*Directions for this task*. Locate every line in the records below that holds the word "HATCHET" and return each one.

*Items*.
*****
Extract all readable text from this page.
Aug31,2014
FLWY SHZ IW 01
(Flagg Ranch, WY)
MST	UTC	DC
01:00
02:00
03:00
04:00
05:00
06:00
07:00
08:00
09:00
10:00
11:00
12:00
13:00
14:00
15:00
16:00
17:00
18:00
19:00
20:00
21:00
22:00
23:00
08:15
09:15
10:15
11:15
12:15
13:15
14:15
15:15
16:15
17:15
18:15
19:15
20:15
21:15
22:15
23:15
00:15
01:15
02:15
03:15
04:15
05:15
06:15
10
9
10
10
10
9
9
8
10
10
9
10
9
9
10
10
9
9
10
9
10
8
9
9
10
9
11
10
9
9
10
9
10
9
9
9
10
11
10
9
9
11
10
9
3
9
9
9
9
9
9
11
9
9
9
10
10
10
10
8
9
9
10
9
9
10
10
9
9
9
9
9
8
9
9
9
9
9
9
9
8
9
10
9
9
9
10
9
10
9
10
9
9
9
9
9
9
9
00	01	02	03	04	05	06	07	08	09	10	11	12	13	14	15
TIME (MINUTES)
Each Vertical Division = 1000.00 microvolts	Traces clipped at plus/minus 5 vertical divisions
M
*****
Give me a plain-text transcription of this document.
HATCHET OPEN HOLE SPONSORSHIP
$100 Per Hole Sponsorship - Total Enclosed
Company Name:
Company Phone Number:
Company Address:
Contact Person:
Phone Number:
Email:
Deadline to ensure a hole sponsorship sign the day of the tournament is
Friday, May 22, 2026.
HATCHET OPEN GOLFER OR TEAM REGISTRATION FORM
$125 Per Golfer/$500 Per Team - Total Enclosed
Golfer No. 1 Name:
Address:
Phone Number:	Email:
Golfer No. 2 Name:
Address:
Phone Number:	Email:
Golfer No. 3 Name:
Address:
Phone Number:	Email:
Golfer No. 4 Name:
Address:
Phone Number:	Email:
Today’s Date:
*****
*Task response*.
HATCHET OPEN HOLE SPONSORSHIP
HATCHET OPEN GOLFER OR TEAM REGISTRATION FORM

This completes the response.